YOUR OBJECTIVE: Type the records out again in full, exactly.

RECORDS TO PROCESS:
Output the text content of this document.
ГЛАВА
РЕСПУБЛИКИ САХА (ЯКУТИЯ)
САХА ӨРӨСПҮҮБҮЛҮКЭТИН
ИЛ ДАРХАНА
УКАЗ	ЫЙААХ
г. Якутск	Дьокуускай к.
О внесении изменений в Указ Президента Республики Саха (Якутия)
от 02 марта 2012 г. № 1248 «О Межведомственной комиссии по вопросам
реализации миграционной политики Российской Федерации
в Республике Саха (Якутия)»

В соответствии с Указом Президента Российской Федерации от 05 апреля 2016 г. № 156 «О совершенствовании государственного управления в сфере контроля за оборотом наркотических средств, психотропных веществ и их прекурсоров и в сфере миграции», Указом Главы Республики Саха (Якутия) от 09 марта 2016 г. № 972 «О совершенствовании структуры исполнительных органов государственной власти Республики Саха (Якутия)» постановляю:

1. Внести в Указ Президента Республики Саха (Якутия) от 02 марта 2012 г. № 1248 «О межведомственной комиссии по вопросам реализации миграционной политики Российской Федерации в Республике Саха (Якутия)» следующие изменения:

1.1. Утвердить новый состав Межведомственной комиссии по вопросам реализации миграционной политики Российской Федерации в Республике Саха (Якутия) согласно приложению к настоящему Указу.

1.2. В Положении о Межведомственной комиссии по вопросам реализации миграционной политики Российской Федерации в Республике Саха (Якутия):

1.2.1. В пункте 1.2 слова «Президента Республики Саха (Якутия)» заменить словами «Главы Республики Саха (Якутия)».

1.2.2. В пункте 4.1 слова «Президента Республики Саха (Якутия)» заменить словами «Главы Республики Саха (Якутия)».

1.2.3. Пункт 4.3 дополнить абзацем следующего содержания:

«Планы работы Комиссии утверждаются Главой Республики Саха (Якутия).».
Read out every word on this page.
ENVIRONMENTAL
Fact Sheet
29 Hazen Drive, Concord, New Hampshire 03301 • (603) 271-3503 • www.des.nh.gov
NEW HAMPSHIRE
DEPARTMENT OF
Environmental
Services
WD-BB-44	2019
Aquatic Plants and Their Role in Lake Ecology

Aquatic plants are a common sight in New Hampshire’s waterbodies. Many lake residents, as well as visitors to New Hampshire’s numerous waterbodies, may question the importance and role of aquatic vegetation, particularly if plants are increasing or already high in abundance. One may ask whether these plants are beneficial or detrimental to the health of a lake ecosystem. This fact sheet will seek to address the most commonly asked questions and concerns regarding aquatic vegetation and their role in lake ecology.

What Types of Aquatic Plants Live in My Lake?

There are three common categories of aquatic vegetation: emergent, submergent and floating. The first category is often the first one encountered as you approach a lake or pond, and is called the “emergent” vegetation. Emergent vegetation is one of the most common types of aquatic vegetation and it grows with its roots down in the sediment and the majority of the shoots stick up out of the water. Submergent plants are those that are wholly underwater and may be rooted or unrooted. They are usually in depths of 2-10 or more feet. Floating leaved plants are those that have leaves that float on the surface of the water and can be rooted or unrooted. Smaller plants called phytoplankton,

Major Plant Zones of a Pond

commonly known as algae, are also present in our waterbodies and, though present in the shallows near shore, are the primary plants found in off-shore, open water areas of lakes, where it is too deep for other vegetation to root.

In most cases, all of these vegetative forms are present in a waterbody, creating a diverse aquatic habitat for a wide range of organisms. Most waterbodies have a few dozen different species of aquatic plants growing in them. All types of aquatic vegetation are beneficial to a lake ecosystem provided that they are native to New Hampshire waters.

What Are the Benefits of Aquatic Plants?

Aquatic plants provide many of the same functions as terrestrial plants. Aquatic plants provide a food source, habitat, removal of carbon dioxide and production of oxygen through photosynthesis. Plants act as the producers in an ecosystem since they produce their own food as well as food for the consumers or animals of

SOLUTION TO THIS EXERCISE:
Output the text content of this document.
ГЛАВА
РЕСПУБЛИКИ САХА (ЯКУТИЯ)
САХА ӨРӨСПҮҮБҮЛҮКЭТИН
ИЛ ДАРХАНА
УКАЗ	ЫЙААХ
г. Якутск	Дьокуускай к.
О внесении изменений в Указ Президента Республики Саха (Якутия)
от 02 марта 2012 г. № 1248 «О Межведомственной комиссии по вопросам
реализации миграционной политики Российской Федерации
в Республике Саха (Якутия)»

В соответствии с Указом Президента Российской Федерации от 05 апреля 2016 г. № 156 «О совершенствовании государственного управления в сфере контроля за оборотом наркотических средств, психотропных веществ и их прекурсоров и в сфере миграции», Указом Главы Республики Саха (Якутия) от 09 марта 2016 г. № 972 «О совершенствовании структуры исполнительных органов государственной власти Республики Саха (Якутия)» постановляю:

1. Внести в Указ Президента Республики Саха (Якутия) от 02 марта 2012 г. № 1248 «О межведомственной комиссии по вопросам реализации миграционной политики Российской Федерации в Республике Саха (Якутия)» следующие изменения:

1.1. Утвердить новый состав Межведомственной комиссии по вопросам реализации миграционной политики Российской Федерации в Республике Саха (Якутия) согласно приложению к настоящему Указу.

1.2. В Положении о Межведомственной комиссии по вопросам реализации миграционной политики Российской Федерации в Республике Саха (Якутия):

1.2.1. В пункте 1.2 слова «Президента Республики Саха (Якутия)» заменить словами «Главы Республики Саха (Якутия)».

1.2.2. В пункте 4.1 слова «Президента Республики Саха (Якутия)» заменить словами «Главы Республики Саха (Якутия)».

1.2.3. Пункт 4.3 дополнить абзацем следующего содержания:

«Планы работы Комиссии утверждаются Главой Республики Саха (Якутия).».
Read out every word on this page.
ENVIRONMENTAL
Fact Sheet
29 Hazen Drive, Concord, New Hampshire 03301 • (603) 271-3503 • www.des.nh.gov
NEW HAMPSHIRE
DEPARTMENT OF
Environmental
Services
WD-BB-44	2019
Aquatic Plants and Their Role in Lake Ecology

Aquatic plants are a common sight in New Hampshire’s waterbodies. Many lake residents, as well as visitors to New Hampshire’s numerous waterbodies, may question the importance and role of aquatic vegetation, particularly if plants are increasing or already high in abundance. One may ask whether these plants are beneficial or detrimental to the health of a lake ecosystem. This fact sheet will seek to address the most commonly asked questions and concerns regarding aquatic vegetation and their role in lake ecology.

What Types of Aquatic Plants Live in My Lake?

There are three common categories of aquatic vegetation: emergent, submergent and floating. The first category is often the first one encountered as you approach a lake or pond, and is called the “emergent” vegetation. Emergent vegetation is one of the most common types of aquatic vegetation and it grows with its roots down in the sediment and the majority of the shoots stick up out of the water. Submergent plants are those that are wholly underwater and may be rooted or unrooted. They are usually in depths of 2-10 or more feet. Floating leaved plants are those that have leaves that float on the surface of the water and can be rooted or unrooted. Smaller plants called phytoplankton,

Major Plant Zones of a Pond

commonly known as algae, are also present in our waterbodies and, though present in the shallows near shore, are the primary plants found in off-shore, open water areas of lakes, where it is too deep for other vegetation to root.

In most cases, all of these vegetative forms are present in a waterbody, creating a diverse aquatic habitat for a wide range of organisms. Most waterbodies have a few dozen different species of aquatic plants growing in them. All types of aquatic vegetation are beneficial to a lake ecosystem provided that they are native to New Hampshire waters.

What Are the Benefits of Aquatic Plants?

Aquatic plants provide many of the same functions as terrestrial plants. Aquatic plants provide a food source, habitat, removal of carbon dioxide and production of oxygen through photosynthesis. Plants act as the producers in an ecosystem since they produce their own food as well as food for the consumers or animals of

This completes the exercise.